_Work to complete_:
Omit the images, then output each of the records below exactly.

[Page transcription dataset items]
# # # # # # #

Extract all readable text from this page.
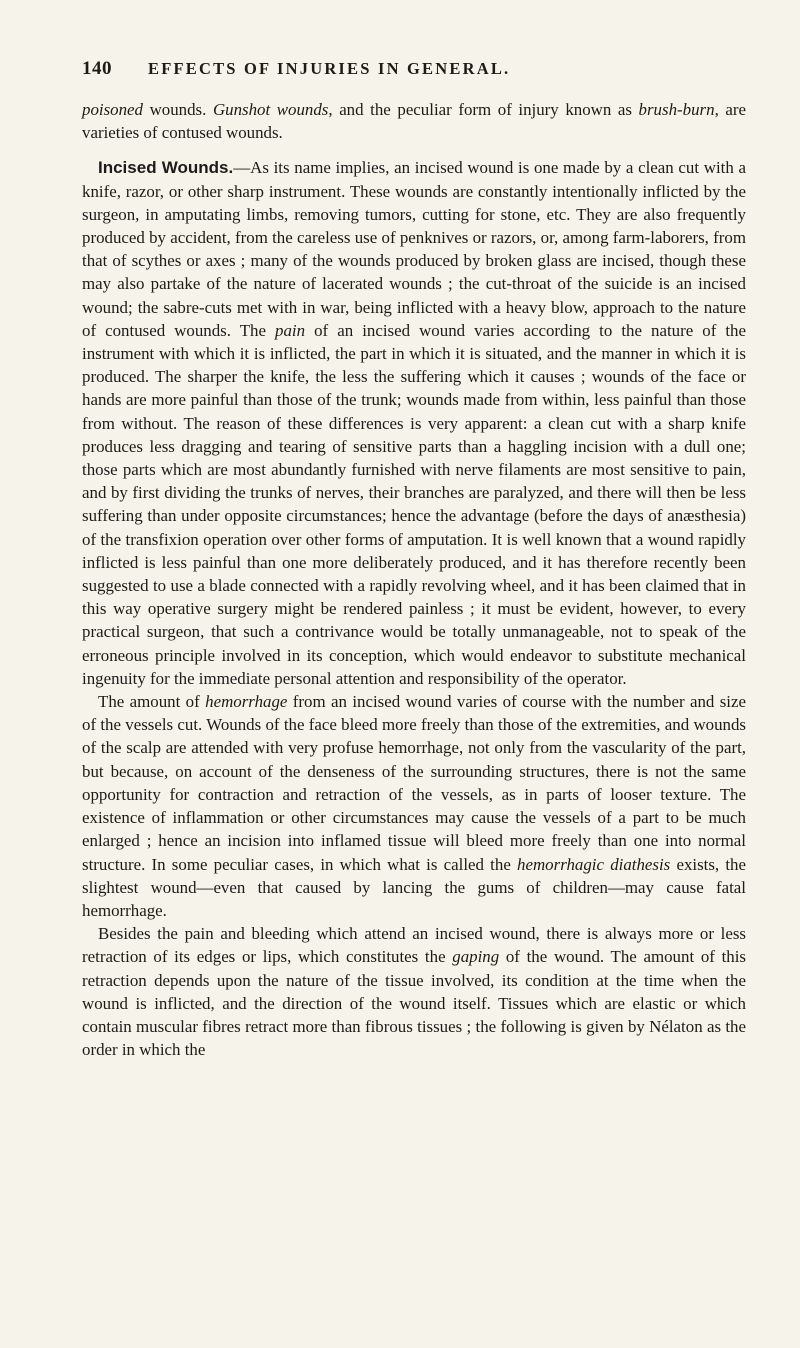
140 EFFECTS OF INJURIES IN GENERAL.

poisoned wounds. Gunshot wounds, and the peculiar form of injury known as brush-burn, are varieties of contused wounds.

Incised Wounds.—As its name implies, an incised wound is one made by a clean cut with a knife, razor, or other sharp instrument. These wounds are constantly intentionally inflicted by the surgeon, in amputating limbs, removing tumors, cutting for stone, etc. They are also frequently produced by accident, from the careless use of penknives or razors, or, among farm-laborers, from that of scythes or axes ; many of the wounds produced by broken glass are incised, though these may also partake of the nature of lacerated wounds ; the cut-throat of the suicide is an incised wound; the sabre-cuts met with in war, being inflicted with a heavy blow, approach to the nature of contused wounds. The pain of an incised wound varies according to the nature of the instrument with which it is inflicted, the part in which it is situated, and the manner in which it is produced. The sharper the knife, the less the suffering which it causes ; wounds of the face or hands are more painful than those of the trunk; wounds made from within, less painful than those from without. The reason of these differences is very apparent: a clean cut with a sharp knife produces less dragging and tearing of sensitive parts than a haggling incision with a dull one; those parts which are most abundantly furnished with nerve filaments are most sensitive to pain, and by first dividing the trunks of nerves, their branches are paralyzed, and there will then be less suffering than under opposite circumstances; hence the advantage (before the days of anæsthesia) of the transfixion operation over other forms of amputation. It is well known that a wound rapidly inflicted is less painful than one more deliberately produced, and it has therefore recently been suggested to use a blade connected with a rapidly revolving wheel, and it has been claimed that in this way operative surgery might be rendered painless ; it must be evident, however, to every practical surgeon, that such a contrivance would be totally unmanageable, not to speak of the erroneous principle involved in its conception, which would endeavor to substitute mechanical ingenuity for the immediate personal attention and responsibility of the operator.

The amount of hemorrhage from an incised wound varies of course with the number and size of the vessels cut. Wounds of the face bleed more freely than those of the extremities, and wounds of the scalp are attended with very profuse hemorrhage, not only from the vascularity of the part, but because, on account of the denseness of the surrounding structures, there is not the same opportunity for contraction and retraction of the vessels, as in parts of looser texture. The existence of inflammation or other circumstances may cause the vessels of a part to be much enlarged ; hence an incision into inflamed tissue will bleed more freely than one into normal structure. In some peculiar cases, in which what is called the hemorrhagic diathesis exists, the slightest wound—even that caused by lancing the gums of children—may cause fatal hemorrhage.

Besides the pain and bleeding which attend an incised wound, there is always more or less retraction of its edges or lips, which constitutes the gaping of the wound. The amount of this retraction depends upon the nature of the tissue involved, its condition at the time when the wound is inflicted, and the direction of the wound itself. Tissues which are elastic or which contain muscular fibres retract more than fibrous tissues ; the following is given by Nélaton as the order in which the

# # # # # # #

_Response below_:
Extract all readable text from this page.
140 EFFECTS OF INJURIES IN GENERAL.

poisoned wounds. Gunshot wounds, and the peculiar form of injury known as brush-burn, are varieties of contused wounds.

Incised Wounds.—As its name implies, an incised wound is one made by a clean cut with a knife, razor, or other sharp instrument. These wounds are constantly intentionally inflicted by the surgeon, in amputating limbs, removing tumors, cutting for stone, etc. They are also frequently produced by accident, from the careless use of penknives or razors, or, among farm-laborers, from that of scythes or axes ; many of the wounds produced by broken glass are incised, though these may also partake of the nature of lacerated wounds ; the cut-throat of the suicide is an incised wound; the sabre-cuts met with in war, being inflicted with a heavy blow, approach to the nature of contused wounds. The pain of an incised wound varies according to the nature of the instrument with which it is inflicted, the part in which it is situated, and the manner in which it is produced. The sharper the knife, the less the suffering which it causes ; wounds of the face or hands are more painful than those of the trunk; wounds made from within, less painful than those from without. The reason of these differences is very apparent: a clean cut with a sharp knife produces less dragging and tearing of sensitive parts than a haggling incision with a dull one; those parts which are most abundantly furnished with nerve filaments are most sensitive to pain, and by first dividing the trunks of nerves, their branches are paralyzed, and there will then be less suffering than under opposite circumstances; hence the advantage (before the days of anæsthesia) of the transfixion operation over other forms of amputation. It is well known that a wound rapidly inflicted is less painful than one more deliberately produced, and it has therefore recently been suggested to use a blade connected with a rapidly revolving wheel, and it has been claimed that in this way operative surgery might be rendered painless ; it must be evident, however, to every practical surgeon, that such a contrivance would be totally unmanageable, not to speak of the erroneous principle involved in its conception, which would endeavor to substitute mechanical ingenuity for the immediate personal attention and responsibility of the operator.

The amount of hemorrhage from an incised wound varies of course with the number and size of the vessels cut. Wounds of the face bleed more freely than those of the extremities, and wounds of the scalp are attended with very profuse hemorrhage, not only from the vascularity of the part, but because, on account of the denseness of the surrounding structures, there is not the same opportunity for contraction and retraction of the vessels, as in parts of looser texture. The existence of inflammation or other circumstances may cause the vessels of a part to be much enlarged ; hence an incision into inflamed tissue will bleed more freely than one into normal structure. In some peculiar cases, in which what is called the hemorrhagic diathesis exists, the slightest wound—even that caused by lancing the gums of children—may cause fatal hemorrhage.

Besides the pain and bleeding which attend an incised wound, there is always more or less retraction of its edges or lips, which constitutes the gaping of the wound. The amount of this retraction depends upon the nature of the tissue involved, its condition at the time when the wound is inflicted, and the direction of the wound itself. Tissues which are elastic or which contain muscular fibres retract more than fibrous tissues ; the following is given by Nélaton as the order in which the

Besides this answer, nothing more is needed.